Description of the task: Every line with the word "ظرفیت" in it should be extracted from the data that follows.

Records:
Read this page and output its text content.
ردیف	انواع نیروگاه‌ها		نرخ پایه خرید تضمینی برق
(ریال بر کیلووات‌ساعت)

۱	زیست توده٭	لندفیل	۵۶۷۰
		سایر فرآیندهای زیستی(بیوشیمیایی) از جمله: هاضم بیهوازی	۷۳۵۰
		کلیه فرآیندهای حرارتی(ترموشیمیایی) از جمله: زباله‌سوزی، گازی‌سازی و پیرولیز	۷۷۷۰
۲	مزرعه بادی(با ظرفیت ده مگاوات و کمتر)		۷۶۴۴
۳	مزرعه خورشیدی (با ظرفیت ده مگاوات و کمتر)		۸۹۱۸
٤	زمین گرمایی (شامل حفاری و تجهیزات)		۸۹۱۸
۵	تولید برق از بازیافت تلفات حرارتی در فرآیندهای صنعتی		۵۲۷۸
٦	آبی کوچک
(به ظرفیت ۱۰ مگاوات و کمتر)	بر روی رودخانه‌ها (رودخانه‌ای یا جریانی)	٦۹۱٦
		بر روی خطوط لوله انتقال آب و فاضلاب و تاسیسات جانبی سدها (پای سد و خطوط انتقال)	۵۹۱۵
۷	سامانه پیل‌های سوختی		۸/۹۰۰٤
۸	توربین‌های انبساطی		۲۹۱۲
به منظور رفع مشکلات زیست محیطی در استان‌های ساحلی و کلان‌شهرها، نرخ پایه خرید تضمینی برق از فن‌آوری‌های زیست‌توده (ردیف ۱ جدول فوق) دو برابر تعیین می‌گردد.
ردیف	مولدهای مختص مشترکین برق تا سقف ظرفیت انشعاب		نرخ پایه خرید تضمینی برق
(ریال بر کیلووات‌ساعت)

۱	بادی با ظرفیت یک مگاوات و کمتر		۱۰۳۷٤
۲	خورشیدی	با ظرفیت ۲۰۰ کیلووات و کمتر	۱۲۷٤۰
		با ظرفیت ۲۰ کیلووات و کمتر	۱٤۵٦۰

Reply:
۲	مزرعه بادی(با ظرفیت ده مگاوات و کمتر)		۷۶۴۴
۳	مزرعه خورشیدی (با ظرفیت ده مگاوات و کمتر)		۸۹۱۸
(به ظرفیت ۱۰ مگاوات و کمتر)	بر روی رودخانه‌ها (رودخانه‌ای یا جریانی)	٦۹۱٦
ردیف	مولدهای مختص مشترکین برق تا سقف ظرفیت انشعاب		نرخ پایه خرید تضمینی برق
۱	بادی با ظرفیت یک مگاوات و کمتر		۱۰۳۷٤
۲	خورشیدی	با ظرفیت ۲۰۰ کیلووات و کمتر	۱۲۷٤۰
		با ظرفیت ۲۰ کیلووات و کمتر	۱٤۵٦۰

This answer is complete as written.